## START Document section
OpenNMT-tf - how to use alignments and phares tables

mayub · November 5, 2018, 9:57pm

Hi
I’m using the OpnNMT-tf repository, I could not find any extensive tutorial on how to create/use guided alignments or phrase tables for training the out of box models from catalog.py. All I could manage to find was a small section on ‘Alignments’ in this page - http://opennmt.net/OpenNMT-tf/data.html
I’m really new to this so here are couple of queries I have -
What’s the best way to start using/generating alignments and/or phrase tables. ?
I have a domain specific phrases both in source and target language that I want to model to use while training, how do I add them to the training.

Any guidance is appreciated.

Sorry if this is a duplicate question, as I have not used Lua or other repos from OpenNMT before.

Thanks !

Mohammed Ayub

guillaumekln · November 6, 2018, 8:49am

Hi,

The alignment file can be produced with fast_align for example:

Then, you just need to extend the configuration to enable guided alignment:

data:
  train_alignments: train-alignment.txt

params:
  guided_alignment_type: ce
  guided_alignment_weight: 1

Regarding phrase tables, the documentation does not mention this feature so that is something you need to handle on your side using the alignments that are returned by the model.

mayub · November 6, 2018, 2:41pm

Thanks @guillaumekln .

Where can I see all available params associated with ‘train_alignments’ , so I can use different types etc…

For phrase tables, if I’m reading it correctly -

This functionality is in other repositories (With the ‘-phrase_table’ option) but its not yet implemented in OpenNMT-tf
To return the alignment history what params do I need to set (assuming I’m using one of the out of the box models like Transformer / NMTBig etc. from catalog.py) ?

Appreciate your help !
## END Document section
## START Supplied data
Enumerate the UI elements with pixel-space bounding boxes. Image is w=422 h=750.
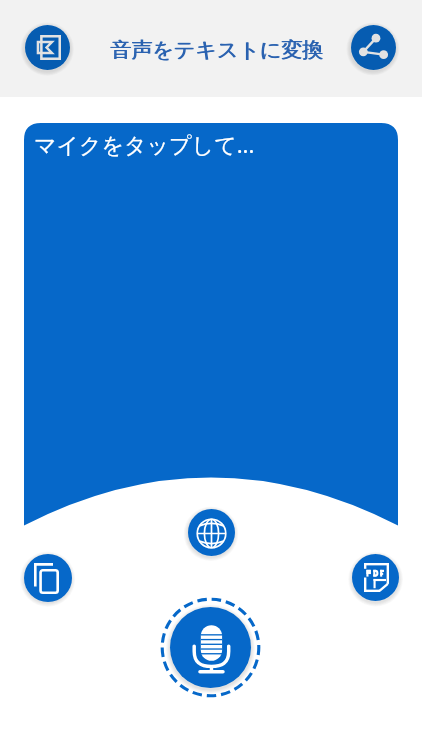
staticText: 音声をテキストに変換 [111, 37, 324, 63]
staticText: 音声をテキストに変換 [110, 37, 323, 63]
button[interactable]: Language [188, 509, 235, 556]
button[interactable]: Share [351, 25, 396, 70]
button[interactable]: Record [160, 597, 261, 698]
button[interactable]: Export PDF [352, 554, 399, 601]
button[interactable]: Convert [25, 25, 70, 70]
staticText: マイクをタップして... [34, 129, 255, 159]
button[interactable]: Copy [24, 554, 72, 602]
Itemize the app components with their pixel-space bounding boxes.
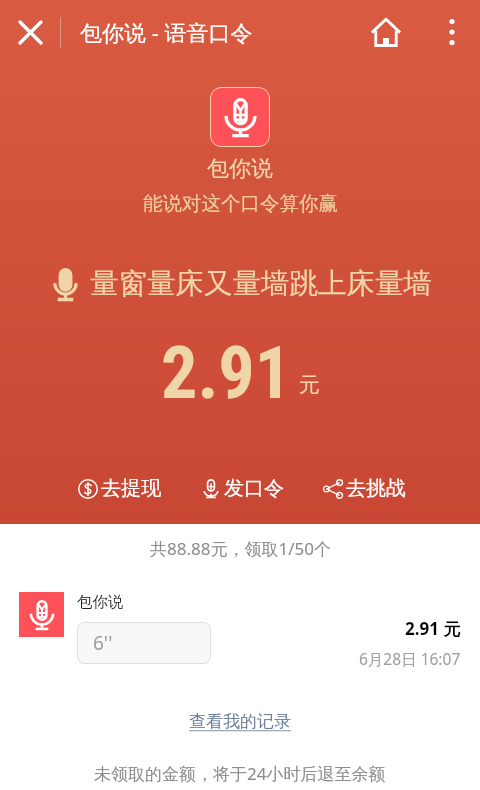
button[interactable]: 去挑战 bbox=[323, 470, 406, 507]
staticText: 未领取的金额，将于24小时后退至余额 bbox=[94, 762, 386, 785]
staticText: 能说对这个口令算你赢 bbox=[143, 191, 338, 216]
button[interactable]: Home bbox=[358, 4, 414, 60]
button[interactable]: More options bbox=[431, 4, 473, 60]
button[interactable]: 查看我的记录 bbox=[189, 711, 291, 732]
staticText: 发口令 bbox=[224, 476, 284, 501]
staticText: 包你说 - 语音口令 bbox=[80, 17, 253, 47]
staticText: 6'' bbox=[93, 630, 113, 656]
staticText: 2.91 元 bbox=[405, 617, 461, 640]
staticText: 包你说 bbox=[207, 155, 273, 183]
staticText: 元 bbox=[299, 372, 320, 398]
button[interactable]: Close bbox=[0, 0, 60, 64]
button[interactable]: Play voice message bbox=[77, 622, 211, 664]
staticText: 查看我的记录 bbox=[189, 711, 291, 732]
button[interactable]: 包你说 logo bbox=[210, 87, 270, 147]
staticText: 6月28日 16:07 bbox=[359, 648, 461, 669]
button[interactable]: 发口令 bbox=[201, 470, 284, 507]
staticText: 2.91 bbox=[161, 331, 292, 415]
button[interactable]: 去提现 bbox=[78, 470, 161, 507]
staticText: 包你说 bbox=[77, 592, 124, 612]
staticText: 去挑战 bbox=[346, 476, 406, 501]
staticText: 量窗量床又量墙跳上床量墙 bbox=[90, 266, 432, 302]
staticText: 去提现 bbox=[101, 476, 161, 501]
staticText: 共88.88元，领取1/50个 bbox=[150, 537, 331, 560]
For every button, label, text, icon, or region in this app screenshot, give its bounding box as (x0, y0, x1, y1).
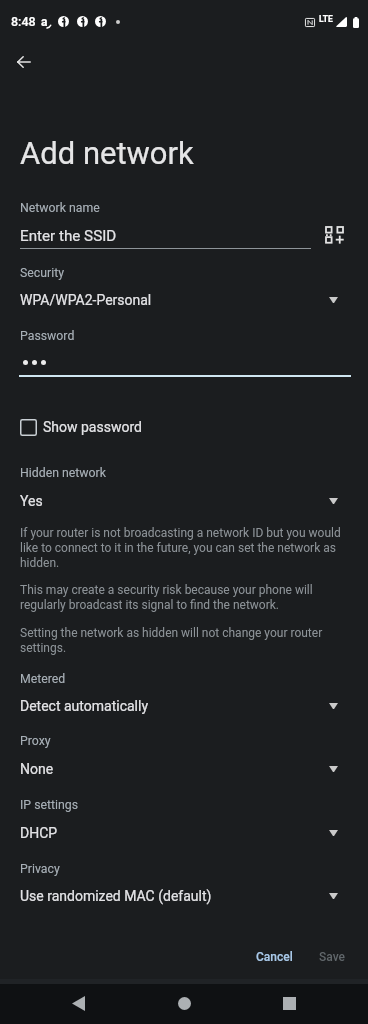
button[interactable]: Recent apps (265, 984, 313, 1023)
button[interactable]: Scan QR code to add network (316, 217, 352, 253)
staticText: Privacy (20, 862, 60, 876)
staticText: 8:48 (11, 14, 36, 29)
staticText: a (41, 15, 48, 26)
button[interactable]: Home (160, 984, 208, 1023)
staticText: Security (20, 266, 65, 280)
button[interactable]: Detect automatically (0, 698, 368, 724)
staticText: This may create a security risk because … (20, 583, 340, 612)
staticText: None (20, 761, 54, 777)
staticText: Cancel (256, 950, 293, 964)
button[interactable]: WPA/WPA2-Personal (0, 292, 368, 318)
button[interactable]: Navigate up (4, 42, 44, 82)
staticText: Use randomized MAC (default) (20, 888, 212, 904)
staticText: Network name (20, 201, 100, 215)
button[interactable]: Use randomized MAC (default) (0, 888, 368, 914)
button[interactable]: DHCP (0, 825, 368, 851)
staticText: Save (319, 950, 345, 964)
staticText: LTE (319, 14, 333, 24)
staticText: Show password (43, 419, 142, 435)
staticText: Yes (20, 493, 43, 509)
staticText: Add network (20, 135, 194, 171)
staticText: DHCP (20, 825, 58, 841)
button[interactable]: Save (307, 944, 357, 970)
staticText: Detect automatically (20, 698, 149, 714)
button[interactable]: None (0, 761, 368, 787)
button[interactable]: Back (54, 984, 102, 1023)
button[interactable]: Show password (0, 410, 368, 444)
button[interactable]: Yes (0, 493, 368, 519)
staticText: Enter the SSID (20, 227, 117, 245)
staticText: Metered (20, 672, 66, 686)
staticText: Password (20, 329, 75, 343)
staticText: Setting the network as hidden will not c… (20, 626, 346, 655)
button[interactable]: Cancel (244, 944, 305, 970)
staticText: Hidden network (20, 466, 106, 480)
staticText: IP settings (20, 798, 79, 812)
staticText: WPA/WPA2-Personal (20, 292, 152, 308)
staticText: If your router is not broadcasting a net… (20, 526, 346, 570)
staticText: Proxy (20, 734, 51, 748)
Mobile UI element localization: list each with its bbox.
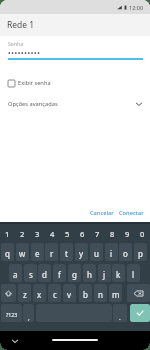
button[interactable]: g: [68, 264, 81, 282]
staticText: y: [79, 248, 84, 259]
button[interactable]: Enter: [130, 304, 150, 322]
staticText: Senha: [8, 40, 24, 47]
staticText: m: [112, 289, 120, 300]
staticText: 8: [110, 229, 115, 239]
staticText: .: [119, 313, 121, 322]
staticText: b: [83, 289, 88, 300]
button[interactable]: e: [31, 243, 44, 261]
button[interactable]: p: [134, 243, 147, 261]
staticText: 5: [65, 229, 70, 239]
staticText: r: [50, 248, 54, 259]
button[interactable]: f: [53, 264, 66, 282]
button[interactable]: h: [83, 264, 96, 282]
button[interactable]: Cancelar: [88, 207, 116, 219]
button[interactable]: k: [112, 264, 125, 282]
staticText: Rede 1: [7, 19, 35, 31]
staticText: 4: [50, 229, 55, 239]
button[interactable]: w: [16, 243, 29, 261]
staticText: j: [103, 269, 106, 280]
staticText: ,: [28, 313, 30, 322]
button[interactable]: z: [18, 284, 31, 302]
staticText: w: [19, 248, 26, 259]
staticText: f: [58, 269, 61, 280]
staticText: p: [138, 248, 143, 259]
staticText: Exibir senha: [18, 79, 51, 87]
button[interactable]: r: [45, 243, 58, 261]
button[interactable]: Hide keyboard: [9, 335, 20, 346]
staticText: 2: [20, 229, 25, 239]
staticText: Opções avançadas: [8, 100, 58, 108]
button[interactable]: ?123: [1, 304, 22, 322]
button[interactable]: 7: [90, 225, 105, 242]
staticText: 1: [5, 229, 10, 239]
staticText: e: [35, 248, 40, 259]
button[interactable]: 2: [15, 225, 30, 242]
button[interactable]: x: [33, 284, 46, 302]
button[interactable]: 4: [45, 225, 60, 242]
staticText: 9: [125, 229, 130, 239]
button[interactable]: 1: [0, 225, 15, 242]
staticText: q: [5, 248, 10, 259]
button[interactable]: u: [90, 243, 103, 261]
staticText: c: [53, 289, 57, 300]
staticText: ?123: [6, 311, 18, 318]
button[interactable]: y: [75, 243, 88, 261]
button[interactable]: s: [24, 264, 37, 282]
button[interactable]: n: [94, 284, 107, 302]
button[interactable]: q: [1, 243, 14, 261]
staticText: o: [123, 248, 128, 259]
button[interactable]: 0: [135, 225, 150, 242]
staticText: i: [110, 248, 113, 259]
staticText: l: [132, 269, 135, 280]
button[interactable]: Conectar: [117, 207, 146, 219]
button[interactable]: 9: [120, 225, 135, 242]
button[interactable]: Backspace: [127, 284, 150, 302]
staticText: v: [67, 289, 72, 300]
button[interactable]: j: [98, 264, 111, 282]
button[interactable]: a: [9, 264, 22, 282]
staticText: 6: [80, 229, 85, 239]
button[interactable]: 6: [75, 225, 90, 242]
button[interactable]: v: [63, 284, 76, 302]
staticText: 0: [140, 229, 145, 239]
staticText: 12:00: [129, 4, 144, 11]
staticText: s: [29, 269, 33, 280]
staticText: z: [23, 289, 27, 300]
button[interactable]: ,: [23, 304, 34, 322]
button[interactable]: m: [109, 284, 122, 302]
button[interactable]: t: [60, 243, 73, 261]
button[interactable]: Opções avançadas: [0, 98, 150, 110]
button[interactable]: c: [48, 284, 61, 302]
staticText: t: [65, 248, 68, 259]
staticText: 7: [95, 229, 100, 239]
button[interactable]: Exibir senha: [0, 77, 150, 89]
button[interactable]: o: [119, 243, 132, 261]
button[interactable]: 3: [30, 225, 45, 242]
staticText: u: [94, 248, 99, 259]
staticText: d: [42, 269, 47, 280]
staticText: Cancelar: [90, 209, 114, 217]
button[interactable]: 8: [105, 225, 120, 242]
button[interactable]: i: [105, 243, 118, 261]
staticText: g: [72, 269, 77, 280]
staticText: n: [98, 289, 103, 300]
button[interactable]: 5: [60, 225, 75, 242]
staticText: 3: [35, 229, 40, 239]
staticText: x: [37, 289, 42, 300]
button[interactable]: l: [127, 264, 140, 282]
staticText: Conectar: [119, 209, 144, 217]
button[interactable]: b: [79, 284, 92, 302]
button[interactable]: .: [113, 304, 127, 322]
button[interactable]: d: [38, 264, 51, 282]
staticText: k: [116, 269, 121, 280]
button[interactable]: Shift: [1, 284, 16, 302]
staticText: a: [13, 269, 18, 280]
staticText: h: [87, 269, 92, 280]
## END Supplied data
## START Supplied data
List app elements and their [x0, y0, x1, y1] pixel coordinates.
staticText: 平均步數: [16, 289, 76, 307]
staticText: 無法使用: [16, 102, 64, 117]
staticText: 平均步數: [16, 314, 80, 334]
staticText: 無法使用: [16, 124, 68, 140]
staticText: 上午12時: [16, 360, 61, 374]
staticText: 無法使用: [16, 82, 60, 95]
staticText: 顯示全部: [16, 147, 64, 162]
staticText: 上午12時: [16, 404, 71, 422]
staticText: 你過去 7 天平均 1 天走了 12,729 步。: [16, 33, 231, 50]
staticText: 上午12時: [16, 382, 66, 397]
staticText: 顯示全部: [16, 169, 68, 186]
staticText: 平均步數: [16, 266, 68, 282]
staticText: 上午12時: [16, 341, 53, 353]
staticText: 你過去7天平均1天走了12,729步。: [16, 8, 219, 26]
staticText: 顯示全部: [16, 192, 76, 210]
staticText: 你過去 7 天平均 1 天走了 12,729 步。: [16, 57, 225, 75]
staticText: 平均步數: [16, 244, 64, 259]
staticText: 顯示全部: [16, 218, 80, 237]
## END Supplied data
* [Directive 1]: In the OpenNMT-tf forum thread, list each setting that appears under "data:" and "params:" in the configuration snippet, along with its value.
* [Directive 2]: Transcribe the stretch of the OpenNMT-tf forum thread from "OpenNMT-tf - how" through "from OpenNMT before.".

* [Complete output 1]:
- train_alignments: train-alignment.txt
- guided_alignment_type: ce
- guided_alignment_weight: 1

* [Complete output 2]:
OpenNMT-tf - how to use alignments and phares tables

mayub · November 5, 2018, 9:57pm

Hi
I’m using the OpnNMT-tf repository, I could not find any extensive tutorial on how to create/use guided alignments or phrase tables for training the out of box models from catalog.py. All I could manage to find was a small section on ‘Alignments’ in this page - http://opennmt.net/OpenNMT-tf/data.html
I’m really new to this so here are couple of queries I have -
What’s the best way to start using/generating alignments and/or phrase tables. ?
I have a domain specific phrases both in source and target language that I want to model to use while training, how do I add them to the training.

Any guidance is appreciated.

Sorry if this is a duplicate question, as I have not used Lua or other repos from OpenNMT before.